§ Directions:
Reproduce each line exactly, including spacing and punctuation.

__________________________________________________

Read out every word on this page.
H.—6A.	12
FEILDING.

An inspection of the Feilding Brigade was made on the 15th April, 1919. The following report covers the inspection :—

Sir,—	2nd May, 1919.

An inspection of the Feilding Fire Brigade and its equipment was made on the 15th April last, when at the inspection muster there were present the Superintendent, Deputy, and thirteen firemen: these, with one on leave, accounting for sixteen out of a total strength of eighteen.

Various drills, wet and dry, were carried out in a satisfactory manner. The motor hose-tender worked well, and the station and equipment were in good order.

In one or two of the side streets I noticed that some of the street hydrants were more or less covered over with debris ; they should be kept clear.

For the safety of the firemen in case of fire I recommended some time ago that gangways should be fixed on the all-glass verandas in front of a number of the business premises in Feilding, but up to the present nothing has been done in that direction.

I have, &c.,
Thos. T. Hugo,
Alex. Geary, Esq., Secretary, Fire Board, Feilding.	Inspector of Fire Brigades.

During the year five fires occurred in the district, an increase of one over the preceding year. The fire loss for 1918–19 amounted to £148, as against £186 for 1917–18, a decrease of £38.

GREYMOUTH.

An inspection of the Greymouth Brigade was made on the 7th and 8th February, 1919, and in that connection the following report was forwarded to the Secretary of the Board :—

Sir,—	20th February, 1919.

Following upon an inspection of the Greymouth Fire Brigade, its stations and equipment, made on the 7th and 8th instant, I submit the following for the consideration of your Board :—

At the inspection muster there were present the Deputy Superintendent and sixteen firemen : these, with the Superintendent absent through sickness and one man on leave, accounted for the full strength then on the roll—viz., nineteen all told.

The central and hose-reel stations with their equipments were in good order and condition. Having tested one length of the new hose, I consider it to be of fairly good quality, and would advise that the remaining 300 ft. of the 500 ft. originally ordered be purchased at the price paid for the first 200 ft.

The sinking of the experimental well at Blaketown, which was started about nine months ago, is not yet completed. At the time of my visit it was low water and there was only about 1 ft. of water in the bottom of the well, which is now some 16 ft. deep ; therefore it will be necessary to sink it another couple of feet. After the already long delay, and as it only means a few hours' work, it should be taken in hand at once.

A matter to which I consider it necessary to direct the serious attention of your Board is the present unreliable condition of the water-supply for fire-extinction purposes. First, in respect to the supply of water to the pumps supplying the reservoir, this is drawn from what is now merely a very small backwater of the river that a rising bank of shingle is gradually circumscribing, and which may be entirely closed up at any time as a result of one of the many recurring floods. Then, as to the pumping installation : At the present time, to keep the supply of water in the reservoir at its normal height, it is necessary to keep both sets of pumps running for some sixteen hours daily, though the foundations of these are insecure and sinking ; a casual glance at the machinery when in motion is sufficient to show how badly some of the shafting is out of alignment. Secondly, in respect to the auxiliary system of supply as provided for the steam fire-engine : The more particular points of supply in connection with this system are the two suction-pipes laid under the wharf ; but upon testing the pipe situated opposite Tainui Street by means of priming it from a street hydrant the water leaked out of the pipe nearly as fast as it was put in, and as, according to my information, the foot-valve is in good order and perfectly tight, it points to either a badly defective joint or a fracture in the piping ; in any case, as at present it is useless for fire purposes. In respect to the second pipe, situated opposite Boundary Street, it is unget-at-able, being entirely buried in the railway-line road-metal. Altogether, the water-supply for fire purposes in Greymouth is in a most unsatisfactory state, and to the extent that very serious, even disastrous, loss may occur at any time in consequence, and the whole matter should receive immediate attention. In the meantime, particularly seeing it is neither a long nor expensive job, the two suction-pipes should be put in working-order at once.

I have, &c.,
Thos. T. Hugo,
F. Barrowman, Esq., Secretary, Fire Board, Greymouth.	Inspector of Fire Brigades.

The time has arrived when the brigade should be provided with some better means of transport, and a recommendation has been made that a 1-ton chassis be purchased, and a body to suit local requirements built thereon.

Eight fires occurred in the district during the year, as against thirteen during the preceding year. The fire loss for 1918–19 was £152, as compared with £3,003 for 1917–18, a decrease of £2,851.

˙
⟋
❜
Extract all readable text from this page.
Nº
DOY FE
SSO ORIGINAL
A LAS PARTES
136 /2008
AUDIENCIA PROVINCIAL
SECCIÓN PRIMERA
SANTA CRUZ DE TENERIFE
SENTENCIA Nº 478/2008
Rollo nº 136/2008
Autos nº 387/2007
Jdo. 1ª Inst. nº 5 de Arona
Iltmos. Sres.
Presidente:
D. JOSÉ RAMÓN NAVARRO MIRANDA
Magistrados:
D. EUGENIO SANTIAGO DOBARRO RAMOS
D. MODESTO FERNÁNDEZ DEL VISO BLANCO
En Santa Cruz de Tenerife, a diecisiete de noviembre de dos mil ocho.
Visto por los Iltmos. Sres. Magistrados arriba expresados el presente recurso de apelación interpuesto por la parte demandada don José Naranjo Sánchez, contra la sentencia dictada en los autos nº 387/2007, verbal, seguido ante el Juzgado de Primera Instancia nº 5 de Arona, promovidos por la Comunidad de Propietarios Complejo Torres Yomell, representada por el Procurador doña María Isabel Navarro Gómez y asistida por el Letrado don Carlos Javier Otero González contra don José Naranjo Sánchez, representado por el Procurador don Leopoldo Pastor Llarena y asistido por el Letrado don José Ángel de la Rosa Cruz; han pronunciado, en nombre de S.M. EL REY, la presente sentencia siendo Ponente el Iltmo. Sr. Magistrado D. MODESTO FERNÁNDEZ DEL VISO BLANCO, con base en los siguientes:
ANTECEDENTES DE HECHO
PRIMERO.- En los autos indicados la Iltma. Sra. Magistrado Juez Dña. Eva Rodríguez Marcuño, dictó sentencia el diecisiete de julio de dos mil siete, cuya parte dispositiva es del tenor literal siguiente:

__________________________________________________

§ Correct answer:
Read out every word on this page.
H.—6A.	12
FEILDING.

An inspection of the Feilding Brigade was made on the 15th April, 1919. The following report covers the inspection :—

Sir,—	2nd May, 1919.

An inspection of the Feilding Fire Brigade and its equipment was made on the 15th April last, when at the inspection muster there were present the Superintendent, Deputy, and thirteen firemen: these, with one on leave, accounting for sixteen out of a total strength of eighteen.

Various drills, wet and dry, were carried out in a satisfactory manner. The motor hose-tender worked well, and the station and equipment were in good order.

In one or two of the side streets I noticed that some of the street hydrants were more or less covered over with debris ; they should be kept clear.

For the safety of the firemen in case of fire I recommended some time ago that gangways should be fixed on the all-glass verandas in front of a number of the business premises in Feilding, but up to the present nothing has been done in that direction.

I have, &c.,
Thos. T. Hugo,
Alex. Geary, Esq., Secretary, Fire Board, Feilding.	Inspector of Fire Brigades.

During the year five fires occurred in the district, an increase of one over the preceding year. The fire loss for 1918–19 amounted to £148, as against £186 for 1917–18, a decrease of £38.

GREYMOUTH.

An inspection of the Greymouth Brigade was made on the 7th and 8th February, 1919, and in that connection the following report was forwarded to the Secretary of the Board :—

Sir,—	20th February, 1919.

Following upon an inspection of the Greymouth Fire Brigade, its stations and equipment, made on the 7th and 8th instant, I submit the following for the consideration of your Board :—

At the inspection muster there were present the Deputy Superintendent and sixteen firemen : these, with the Superintendent absent through sickness and one man on leave, accounted for the full strength then on the roll—viz., nineteen all told.

The central and hose-reel stations with their equipments were in good order and condition. Having tested one length of the new hose, I consider it to be of fairly good quality, and would advise that the remaining 300 ft. of the 500 ft. originally ordered be purchased at the price paid for the first 200 ft.

The sinking of the experimental well at Blaketown, which was started about nine months ago, is not yet completed. At the time of my visit it was low water and there was only about 1 ft. of water in the bottom of the well, which is now some 16 ft. deep ; therefore it will be necessary to sink it another couple of feet. After the already long delay, and as it only means a few hours' work, it should be taken in hand at once.

A matter to which I consider it necessary to direct the serious attention of your Board is the present unreliable condition of the water-supply for fire-extinction purposes. First, in respect to the supply of water to the pumps supplying the reservoir, this is drawn from what is now merely a very small backwater of the river that a rising bank of shingle is gradually circumscribing, and which may be entirely closed up at any time as a result of one of the many recurring floods. Then, as to the pumping installation : At the present time, to keep the supply of water in the reservoir at its normal height, it is necessary to keep both sets of pumps running for some sixteen hours daily, though the foundations of these are insecure and sinking ; a casual glance at the machinery when in motion is sufficient to show how badly some of the shafting is out of alignment. Secondly, in respect to the auxiliary system of supply as provided for the steam fire-engine : The more particular points of supply in connection with this system are the two suction-pipes laid under the wharf ; but upon testing the pipe situated opposite Tainui Street by means of priming it from a street hydrant the water leaked out of the pipe nearly as fast as it was put in, and as, according to my information, the foot-valve is in good order and perfectly tight, it points to either a badly defective joint or a fracture in the piping ; in any case, as at present it is useless for fire purposes. In respect to the second pipe, situated opposite Boundary Street, it is unget-at-able, being entirely buried in the railway-line road-metal. Altogether, the water-supply for fire purposes in Greymouth is in a most unsatisfactory state, and to the extent that very serious, even disastrous, loss may occur at any time in consequence, and the whole matter should receive immediate attention. In the meantime, particularly seeing it is neither a long nor expensive job, the two suction-pipes should be put in working-order at once.

I have, &c.,
Thos. T. Hugo,
F. Barrowman, Esq., Secretary, Fire Board, Greymouth.	Inspector of Fire Brigades.

The time has arrived when the brigade should be provided with some better means of transport, and a recommendation has been made that a 1-ton chassis be purchased, and a body to suit local requirements built thereon.

Eight fires occurred in the district during the year, as against thirteen during the preceding year. The fire loss for 1918–19 was £152, as compared with £3,003 for 1917–18, a decrease of £2,851.

˙
⟋
❜
Extract all readable text from this page.
Nº
DOY FE
SSO ORIGINAL
A LAS PARTES
136 /2008
AUDIENCIA PROVINCIAL
SECCIÓN PRIMERA
SANTA CRUZ DE TENERIFE
SENTENCIA Nº 478/2008
Rollo nº 136/2008
Autos nº 387/2007
Jdo. 1ª Inst. nº 5 de Arona
Iltmos. Sres.
Presidente:
D. JOSÉ RAMÓN NAVARRO MIRANDA
Magistrados:
D. EUGENIO SANTIAGO DOBARRO RAMOS
D. MODESTO FERNÁNDEZ DEL VISO BLANCO
En Santa Cruz de Tenerife, a diecisiete de noviembre de dos mil ocho.
Visto por los Iltmos. Sres. Magistrados arriba expresados el presente recurso de apelación interpuesto por la parte demandada don José Naranjo Sánchez, contra la sentencia dictada en los autos nº 387/2007, verbal, seguido ante el Juzgado de Primera Instancia nº 5 de Arona, promovidos por la Comunidad de Propietarios Complejo Torres Yomell, representada por el Procurador doña María Isabel Navarro Gómez y asistida por el Letrado don Carlos Javier Otero González contra don José Naranjo Sánchez, representado por el Procurador don Leopoldo Pastor Llarena y asistido por el Letrado don José Ángel de la Rosa Cruz; han pronunciado, en nombre de S.M. EL REY, la presente sentencia siendo Ponente el Iltmo. Sr. Magistrado D. MODESTO FERNÁNDEZ DEL VISO BLANCO, con base en los siguientes:
ANTECEDENTES DE HECHO
PRIMERO.- En los autos indicados la Iltma. Sra. Magistrado Juez Dña. Eva Rodríguez Marcuño, dictó sentencia el diecisiete de julio de dos mil siete, cuya parte dispositiva es del tenor literal siguiente:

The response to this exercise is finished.